**EXERCISE DESCRIPTION:** Every record must be written out once more, with nothing added or omitted.

**LISTING:**
--------
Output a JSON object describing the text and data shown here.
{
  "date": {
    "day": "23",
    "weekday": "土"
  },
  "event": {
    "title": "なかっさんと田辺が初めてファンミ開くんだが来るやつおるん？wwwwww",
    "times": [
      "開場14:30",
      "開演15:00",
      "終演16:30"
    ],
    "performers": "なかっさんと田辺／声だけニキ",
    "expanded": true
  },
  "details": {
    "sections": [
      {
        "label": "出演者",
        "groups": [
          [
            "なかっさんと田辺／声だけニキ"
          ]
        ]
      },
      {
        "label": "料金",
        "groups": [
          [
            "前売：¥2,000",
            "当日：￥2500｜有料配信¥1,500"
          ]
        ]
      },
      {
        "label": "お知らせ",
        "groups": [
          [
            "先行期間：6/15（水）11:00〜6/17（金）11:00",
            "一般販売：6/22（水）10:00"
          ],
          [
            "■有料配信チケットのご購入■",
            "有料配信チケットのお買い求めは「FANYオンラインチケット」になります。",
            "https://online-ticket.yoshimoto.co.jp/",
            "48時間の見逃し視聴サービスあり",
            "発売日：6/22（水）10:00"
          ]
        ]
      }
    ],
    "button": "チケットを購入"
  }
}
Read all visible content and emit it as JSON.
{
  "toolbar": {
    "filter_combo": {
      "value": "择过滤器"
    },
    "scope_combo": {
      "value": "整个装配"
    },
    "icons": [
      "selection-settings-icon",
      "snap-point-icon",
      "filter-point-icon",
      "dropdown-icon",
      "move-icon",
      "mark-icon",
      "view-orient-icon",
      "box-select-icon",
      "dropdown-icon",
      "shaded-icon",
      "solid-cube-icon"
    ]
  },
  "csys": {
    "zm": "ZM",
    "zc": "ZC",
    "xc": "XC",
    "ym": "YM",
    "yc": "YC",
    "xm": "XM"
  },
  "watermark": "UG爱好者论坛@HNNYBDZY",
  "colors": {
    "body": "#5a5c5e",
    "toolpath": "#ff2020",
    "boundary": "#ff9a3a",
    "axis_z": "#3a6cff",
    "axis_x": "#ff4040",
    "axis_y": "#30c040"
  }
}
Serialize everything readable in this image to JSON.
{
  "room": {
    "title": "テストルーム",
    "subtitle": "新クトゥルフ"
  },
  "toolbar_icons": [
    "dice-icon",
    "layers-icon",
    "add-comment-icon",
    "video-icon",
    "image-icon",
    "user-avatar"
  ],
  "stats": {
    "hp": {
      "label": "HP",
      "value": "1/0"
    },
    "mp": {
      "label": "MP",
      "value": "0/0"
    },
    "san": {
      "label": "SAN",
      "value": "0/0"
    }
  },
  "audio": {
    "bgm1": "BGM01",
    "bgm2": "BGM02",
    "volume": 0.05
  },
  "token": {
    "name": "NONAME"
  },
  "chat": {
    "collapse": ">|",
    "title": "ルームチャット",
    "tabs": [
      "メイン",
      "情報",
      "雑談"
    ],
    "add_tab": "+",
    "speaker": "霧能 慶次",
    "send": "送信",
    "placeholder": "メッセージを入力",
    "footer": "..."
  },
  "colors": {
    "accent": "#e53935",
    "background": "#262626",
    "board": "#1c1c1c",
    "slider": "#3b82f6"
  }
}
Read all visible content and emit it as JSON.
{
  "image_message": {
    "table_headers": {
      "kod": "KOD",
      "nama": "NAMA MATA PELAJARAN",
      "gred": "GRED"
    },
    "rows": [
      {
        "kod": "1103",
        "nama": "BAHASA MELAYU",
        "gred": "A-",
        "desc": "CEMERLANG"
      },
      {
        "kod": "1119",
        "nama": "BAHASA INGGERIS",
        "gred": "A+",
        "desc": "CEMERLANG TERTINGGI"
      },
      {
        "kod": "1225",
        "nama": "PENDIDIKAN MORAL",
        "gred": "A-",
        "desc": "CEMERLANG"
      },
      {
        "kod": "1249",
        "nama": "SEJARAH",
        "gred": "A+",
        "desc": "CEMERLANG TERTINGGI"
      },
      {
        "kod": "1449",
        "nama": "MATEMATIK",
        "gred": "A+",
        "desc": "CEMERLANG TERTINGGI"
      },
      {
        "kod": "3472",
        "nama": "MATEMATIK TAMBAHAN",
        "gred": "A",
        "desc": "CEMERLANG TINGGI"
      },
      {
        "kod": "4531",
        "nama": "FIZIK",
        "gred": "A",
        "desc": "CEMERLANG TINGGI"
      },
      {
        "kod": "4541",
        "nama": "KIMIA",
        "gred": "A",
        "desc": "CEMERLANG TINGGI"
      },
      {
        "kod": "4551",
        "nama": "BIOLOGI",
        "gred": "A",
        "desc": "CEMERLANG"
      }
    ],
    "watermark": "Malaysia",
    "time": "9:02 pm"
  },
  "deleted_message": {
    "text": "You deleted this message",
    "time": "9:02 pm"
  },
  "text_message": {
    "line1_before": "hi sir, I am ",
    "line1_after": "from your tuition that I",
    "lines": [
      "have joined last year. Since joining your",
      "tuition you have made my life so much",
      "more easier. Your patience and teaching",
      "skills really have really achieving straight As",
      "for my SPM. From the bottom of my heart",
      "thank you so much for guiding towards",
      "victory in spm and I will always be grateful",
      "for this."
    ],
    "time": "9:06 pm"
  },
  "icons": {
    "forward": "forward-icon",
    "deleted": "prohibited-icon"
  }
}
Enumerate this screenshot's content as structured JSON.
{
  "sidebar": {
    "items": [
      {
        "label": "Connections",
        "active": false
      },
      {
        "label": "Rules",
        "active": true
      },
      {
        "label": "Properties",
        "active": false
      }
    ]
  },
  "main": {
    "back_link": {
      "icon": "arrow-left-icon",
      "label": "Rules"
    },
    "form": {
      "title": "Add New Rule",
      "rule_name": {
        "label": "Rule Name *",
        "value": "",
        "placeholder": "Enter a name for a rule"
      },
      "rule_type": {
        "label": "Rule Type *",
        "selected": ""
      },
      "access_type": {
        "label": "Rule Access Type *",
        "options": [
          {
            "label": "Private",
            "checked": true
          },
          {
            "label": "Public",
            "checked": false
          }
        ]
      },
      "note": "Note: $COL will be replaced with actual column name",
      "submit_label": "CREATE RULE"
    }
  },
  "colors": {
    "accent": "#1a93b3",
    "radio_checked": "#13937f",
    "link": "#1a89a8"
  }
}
--------
**TASK ANSWER:**
Output a JSON object describing the text and data shown here.
{
  "date": {
    "day": "23",
    "weekday": "土"
  },
  "event": {
    "title": "なかっさんと田辺が初めてファンミ開くんだが来るやつおるん？wwwwww",
    "times": [
      "開場14:30",
      "開演15:00",
      "終演16:30"
    ],
    "performers": "なかっさんと田辺／声だけニキ",
    "expanded": true
  },
  "details": {
    "sections": [
      {
        "label": "出演者",
        "groups": [
          [
            "なかっさんと田辺／声だけニキ"
          ]
        ]
      },
      {
        "label": "料金",
        "groups": [
          [
            "前売：¥2,000",
            "当日：￥2500｜有料配信¥1,500"
          ]
        ]
      },
      {
        "label": "お知らせ",
        "groups": [
          [
            "先行期間：6/15（水）11:00〜6/17（金）11:00",
            "一般販売：6/22（水）10:00"
          ],
          [
            "■有料配信チケットのご購入■",
            "有料配信チケットのお買い求めは「FANYオンラインチケット」になります。",
            "https://online-ticket.yoshimoto.co.jp/",
            "48時間の見逃し視聴サービスあり",
            "発売日：6/22（水）10:00"
          ]
        ]
      }
    ],
    "button": "チケットを購入"
  }
}
Read all visible content and emit it as JSON.
{
  "toolbar": {
    "filter_combo": {
      "value": "择过滤器"
    },
    "scope_combo": {
      "value": "整个装配"
    },
    "icons": [
      "selection-settings-icon",
      "snap-point-icon",
      "filter-point-icon",
      "dropdown-icon",
      "move-icon",
      "mark-icon",
      "view-orient-icon",
      "box-select-icon",
      "dropdown-icon",
      "shaded-icon",
      "solid-cube-icon"
    ]
  },
  "csys": {
    "zm": "ZM",
    "zc": "ZC",
    "xc": "XC",
    "ym": "YM",
    "yc": "YC",
    "xm": "XM"
  },
  "watermark": "UG爱好者论坛@HNNYBDZY",
  "colors": {
    "body": "#5a5c5e",
    "toolpath": "#ff2020",
    "boundary": "#ff9a3a",
    "axis_z": "#3a6cff",
    "axis_x": "#ff4040",
    "axis_y": "#30c040"
  }
}
Serialize everything readable in this image to JSON.
{
  "room": {
    "title": "テストルーム",
    "subtitle": "新クトゥルフ"
  },
  "toolbar_icons": [
    "dice-icon",
    "layers-icon",
    "add-comment-icon",
    "video-icon",
    "image-icon",
    "user-avatar"
  ],
  "stats": {
    "hp": {
      "label": "HP",
      "value": "1/0"
    },
    "mp": {
      "label": "MP",
      "value": "0/0"
    },
    "san": {
      "label": "SAN",
      "value": "0/0"
    }
  },
  "audio": {
    "bgm1": "BGM01",
    "bgm2": "BGM02",
    "volume": 0.05
  },
  "token": {
    "name": "NONAME"
  },
  "chat": {
    "collapse": ">|",
    "title": "ルームチャット",
    "tabs": [
      "メイン",
      "情報",
      "雑談"
    ],
    "add_tab": "+",
    "speaker": "霧能 慶次",
    "send": "送信",
    "placeholder": "メッセージを入力",
    "footer": "..."
  },
  "colors": {
    "accent": "#e53935",
    "background": "#262626",
    "board": "#1c1c1c",
    "slider": "#3b82f6"
  }
}
Read all visible content and emit it as JSON.
{
  "image_message": {
    "table_headers": {
      "kod": "KOD",
      "nama": "NAMA MATA PELAJARAN",
      "gred": "GRED"
    },
    "rows": [
      {
        "kod": "1103",
        "nama": "BAHASA MELAYU",
        "gred": "A-",
        "desc": "CEMERLANG"
      },
      {
        "kod": "1119",
        "nama": "BAHASA INGGERIS",
        "gred": "A+",
        "desc": "CEMERLANG TERTINGGI"
      },
      {
        "kod": "1225",
        "nama": "PENDIDIKAN MORAL",
        "gred": "A-",
        "desc": "CEMERLANG"
      },
      {
        "kod": "1249",
        "nama": "SEJARAH",
        "gred": "A+",
        "desc": "CEMERLANG TERTINGGI"
      },
      {
        "kod": "1449",
        "nama": "MATEMATIK",
        "gred": "A+",
        "desc": "CEMERLANG TERTINGGI"
      },
      {
        "kod": "3472",
        "nama": "MATEMATIK TAMBAHAN",
        "gred": "A",
        "desc": "CEMERLANG TINGGI"
      },
      {
        "kod": "4531",
        "nama": "FIZIK",
        "gred": "A",
        "desc": "CEMERLANG TINGGI"
      },
      {
        "kod": "4541",
        "nama": "KIMIA",
        "gred": "A",
        "desc": "CEMERLANG TINGGI"
      },
      {
        "kod": "4551",
        "nama": "BIOLOGI",
        "gred": "A",
        "desc": "CEMERLANG"
      }
    ],
    "watermark": "Malaysia",
    "time": "9:02 pm"
  },
  "deleted_message": {
    "text": "You deleted this message",
    "time": "9:02 pm"
  },
  "text_message": {
    "line1_before": "hi sir, I am ",
    "line1_after": "from your tuition that I",
    "lines": [
      "have joined last year. Since joining your",
      "tuition you have made my life so much",
      "more easier. Your patience and teaching",
      "skills really have really achieving straight As",
      "for my SPM. From the bottom of my heart",
      "thank you so much for guiding towards",
      "victory in spm and I will always be grateful",
      "for this."
    ],
    "time": "9:06 pm"
  },
  "icons": {
    "forward": "forward-icon",
    "deleted": "prohibited-icon"
  }
}
Enumerate this screenshot's content as structured JSON.
{
  "sidebar": {
    "items": [
      {
        "label": "Connections",
        "active": false
      },
      {
        "label": "Rules",
        "active": true
      },
      {
        "label": "Properties",
        "active": false
      }
    ]
  },
  "main": {
    "back_link": {
      "icon": "arrow-left-icon",
      "label": "Rules"
    },
    "form": {
      "title": "Add New Rule",
      "rule_name": {
        "label": "Rule Name *",
        "value": "",
        "placeholder": "Enter a name for a rule"
      },
      "rule_type": {
        "label": "Rule Type *",
        "selected": ""
      },
      "access_type": {
        "label": "Rule Access Type *",
        "options": [
          {
            "label": "Private",
            "checked": true
          },
          {
            "label": "Public",
            "checked": false
          }
        ]
      },
      "note": "Note: $COL will be replaced with actual column name",
      "submit_label": "CREATE RULE"
    }
  },
  "colors": {
    "accent": "#1a93b3",
    "radio_checked": "#13937f",
    "link": "#1a89a8"
  }
}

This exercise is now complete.